-- START EXERCISE MATERIALS --

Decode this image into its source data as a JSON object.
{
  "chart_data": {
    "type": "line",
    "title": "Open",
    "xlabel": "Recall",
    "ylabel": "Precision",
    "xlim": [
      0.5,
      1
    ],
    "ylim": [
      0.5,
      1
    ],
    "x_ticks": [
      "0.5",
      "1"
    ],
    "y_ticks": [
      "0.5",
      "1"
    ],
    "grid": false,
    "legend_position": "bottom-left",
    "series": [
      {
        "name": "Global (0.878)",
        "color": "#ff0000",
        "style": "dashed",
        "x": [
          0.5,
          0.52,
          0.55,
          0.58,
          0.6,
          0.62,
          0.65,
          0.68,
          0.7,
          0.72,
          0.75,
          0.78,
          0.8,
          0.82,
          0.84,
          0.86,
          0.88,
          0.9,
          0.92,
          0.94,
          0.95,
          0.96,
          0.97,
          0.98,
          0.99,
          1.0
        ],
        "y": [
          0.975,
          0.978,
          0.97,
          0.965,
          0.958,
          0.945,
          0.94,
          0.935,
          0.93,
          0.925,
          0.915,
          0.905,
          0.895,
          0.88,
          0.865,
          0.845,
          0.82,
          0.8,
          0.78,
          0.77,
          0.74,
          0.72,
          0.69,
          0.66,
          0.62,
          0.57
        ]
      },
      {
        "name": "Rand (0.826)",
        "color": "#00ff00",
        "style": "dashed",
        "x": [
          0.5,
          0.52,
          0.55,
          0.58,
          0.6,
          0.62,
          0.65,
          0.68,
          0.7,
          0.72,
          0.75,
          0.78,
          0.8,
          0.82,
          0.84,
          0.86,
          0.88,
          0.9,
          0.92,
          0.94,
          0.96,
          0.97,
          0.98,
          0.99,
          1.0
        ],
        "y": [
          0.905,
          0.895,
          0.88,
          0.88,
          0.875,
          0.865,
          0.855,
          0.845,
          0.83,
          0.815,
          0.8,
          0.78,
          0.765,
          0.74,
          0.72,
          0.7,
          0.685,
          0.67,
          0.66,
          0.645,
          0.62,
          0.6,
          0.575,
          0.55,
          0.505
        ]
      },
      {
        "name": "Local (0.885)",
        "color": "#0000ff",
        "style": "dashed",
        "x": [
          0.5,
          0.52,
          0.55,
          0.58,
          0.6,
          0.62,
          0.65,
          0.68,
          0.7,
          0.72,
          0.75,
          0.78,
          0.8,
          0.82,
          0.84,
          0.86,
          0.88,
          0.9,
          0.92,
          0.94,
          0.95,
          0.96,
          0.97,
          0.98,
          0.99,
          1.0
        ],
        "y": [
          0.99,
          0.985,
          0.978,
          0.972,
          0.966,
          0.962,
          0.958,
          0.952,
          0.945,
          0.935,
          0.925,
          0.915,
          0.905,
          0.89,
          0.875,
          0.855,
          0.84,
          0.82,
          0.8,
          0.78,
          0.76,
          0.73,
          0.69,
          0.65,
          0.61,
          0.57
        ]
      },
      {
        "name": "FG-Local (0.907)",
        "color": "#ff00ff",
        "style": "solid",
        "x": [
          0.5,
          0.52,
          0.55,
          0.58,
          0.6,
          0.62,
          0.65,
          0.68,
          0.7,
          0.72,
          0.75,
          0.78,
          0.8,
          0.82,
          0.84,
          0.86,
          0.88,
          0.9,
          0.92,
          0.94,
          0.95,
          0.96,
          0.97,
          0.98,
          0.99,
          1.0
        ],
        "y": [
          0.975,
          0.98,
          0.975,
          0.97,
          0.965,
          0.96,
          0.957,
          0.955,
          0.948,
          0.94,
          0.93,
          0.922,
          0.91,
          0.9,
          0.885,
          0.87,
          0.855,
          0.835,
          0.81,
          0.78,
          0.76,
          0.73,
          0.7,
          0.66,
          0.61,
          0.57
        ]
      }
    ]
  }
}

-- END EXERCISE MATERIALS --

• EXERCISE BRIEF
The data above must be returned in full, exactly as written.

• RESPONSE TO THIS EXERCISE
Decode this image into its source data as a JSON object.
{
  "chart_data": {
    "type": "line",
    "title": "Open",
    "xlabel": "Recall",
    "ylabel": "Precision",
    "xlim": [
      0.5,
      1
    ],
    "ylim": [
      0.5,
      1
    ],
    "x_ticks": [
      "0.5",
      "1"
    ],
    "y_ticks": [
      "0.5",
      "1"
    ],
    "grid": false,
    "legend_position": "bottom-left",
    "series": [
      {
        "name": "Global (0.878)",
        "color": "#ff0000",
        "style": "dashed",
        "x": [
          0.5,
          0.52,
          0.55,
          0.58,
          0.6,
          0.62,
          0.65,
          0.68,
          0.7,
          0.72,
          0.75,
          0.78,
          0.8,
          0.82,
          0.84,
          0.86,
          0.88,
          0.9,
          0.92,
          0.94,
          0.95,
          0.96,
          0.97,
          0.98,
          0.99,
          1.0
        ],
        "y": [
          0.975,
          0.978,
          0.97,
          0.965,
          0.958,
          0.945,
          0.94,
          0.935,
          0.93,
          0.925,
          0.915,
          0.905,
          0.895,
          0.88,
          0.865,
          0.845,
          0.82,
          0.8,
          0.78,
          0.77,
          0.74,
          0.72,
          0.69,
          0.66,
          0.62,
          0.57
        ]
      },
      {
        "name": "Rand (0.826)",
        "color": "#00ff00",
        "style": "dashed",
        "x": [
          0.5,
          0.52,
          0.55,
          0.58,
          0.6,
          0.62,
          0.65,
          0.68,
          0.7,
          0.72,
          0.75,
          0.78,
          0.8,
          0.82,
          0.84,
          0.86,
          0.88,
          0.9,
          0.92,
          0.94,
          0.96,
          0.97,
          0.98,
          0.99,
          1.0
        ],
        "y": [
          0.905,
          0.895,
          0.88,
          0.88,
          0.875,
          0.865,
          0.855,
          0.845,
          0.83,
          0.815,
          0.8,
          0.78,
          0.765,
          0.74,
          0.72,
          0.7,
          0.685,
          0.67,
          0.66,
          0.645,
          0.62,
          0.6,
          0.575,
          0.55,
          0.505
        ]
      },
      {
        "name": "Local (0.885)",
        "color": "#0000ff",
        "style": "dashed",
        "x": [
          0.5,
          0.52,
          0.55,
          0.58,
          0.6,
          0.62,
          0.65,
          0.68,
          0.7,
          0.72,
          0.75,
          0.78,
          0.8,
          0.82,
          0.84,
          0.86,
          0.88,
          0.9,
          0.92,
          0.94,
          0.95,
          0.96,
          0.97,
          0.98,
          0.99,
          1.0
        ],
        "y": [
          0.99,
          0.985,
          0.978,
          0.972,
          0.966,
          0.962,
          0.958,
          0.952,
          0.945,
          0.935,
          0.925,
          0.915,
          0.905,
          0.89,
          0.875,
          0.855,
          0.84,
          0.82,
          0.8,
          0.78,
          0.76,
          0.73,
          0.69,
          0.65,
          0.61,
          0.57
        ]
      },
      {
        "name": "FG-Local (0.907)",
        "color": "#ff00ff",
        "style": "solid",
        "x": [
          0.5,
          0.52,
          0.55,
          0.58,
          0.6,
          0.62,
          0.65,
          0.68,
          0.7,
          0.72,
          0.75,
          0.78,
          0.8,
          0.82,
          0.84,
          0.86,
          0.88,
          0.9,
          0.92,
          0.94,
          0.95,
          0.96,
          0.97,
          0.98,
          0.99,
          1.0
        ],
        "y": [
          0.975,
          0.98,
          0.975,
          0.97,
          0.965,
          0.96,
          0.957,
          0.955,
          0.948,
          0.94,
          0.93,
          0.922,
          0.91,
          0.9,
          0.885,
          0.87,
          0.855,
          0.835,
          0.81,
          0.78,
          0.76,
          0.73,
          0.7,
          0.66,
          0.61,
          0.57
        ]
      }
    ]
  }
}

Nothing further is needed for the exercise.